* REQUIRED WORK: Filter the records for lines holding the string "MnO₂".
══ TASK DATA
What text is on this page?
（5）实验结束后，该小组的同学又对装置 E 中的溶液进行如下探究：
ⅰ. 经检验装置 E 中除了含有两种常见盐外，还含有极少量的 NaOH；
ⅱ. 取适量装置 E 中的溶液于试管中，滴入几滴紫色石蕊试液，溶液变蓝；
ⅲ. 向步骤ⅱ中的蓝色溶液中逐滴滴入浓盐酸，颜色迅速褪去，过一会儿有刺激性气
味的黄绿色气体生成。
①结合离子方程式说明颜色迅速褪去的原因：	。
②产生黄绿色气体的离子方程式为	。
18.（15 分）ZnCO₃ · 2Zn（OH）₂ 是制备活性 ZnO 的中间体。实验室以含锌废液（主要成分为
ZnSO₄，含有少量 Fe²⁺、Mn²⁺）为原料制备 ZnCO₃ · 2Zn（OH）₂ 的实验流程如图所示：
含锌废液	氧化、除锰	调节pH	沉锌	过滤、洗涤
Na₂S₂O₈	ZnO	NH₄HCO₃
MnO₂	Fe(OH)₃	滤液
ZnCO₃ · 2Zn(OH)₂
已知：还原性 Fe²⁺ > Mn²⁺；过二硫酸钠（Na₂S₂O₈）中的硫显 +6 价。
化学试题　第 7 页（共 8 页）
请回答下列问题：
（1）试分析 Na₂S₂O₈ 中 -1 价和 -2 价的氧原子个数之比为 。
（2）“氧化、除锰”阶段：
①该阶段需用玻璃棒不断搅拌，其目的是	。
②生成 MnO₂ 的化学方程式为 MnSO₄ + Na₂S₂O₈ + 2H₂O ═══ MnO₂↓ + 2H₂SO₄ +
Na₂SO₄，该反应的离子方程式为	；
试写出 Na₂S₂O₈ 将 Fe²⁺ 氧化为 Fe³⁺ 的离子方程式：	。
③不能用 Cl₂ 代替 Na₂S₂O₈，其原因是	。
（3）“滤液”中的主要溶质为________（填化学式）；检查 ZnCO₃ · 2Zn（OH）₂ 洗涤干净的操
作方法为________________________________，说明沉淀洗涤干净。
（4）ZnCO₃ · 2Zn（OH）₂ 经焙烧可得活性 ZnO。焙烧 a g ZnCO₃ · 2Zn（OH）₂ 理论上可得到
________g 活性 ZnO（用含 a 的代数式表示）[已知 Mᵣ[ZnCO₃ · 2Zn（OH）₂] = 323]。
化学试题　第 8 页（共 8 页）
════
* THE ANSWER:
MnO₂	Fe(OH)₃	滤液
②生成 MnO₂ 的化学方程式为 MnSO₄ + Na₂S₂O₈ + 2H₂O ═══ MnO₂↓ + 2H₂SO₄ +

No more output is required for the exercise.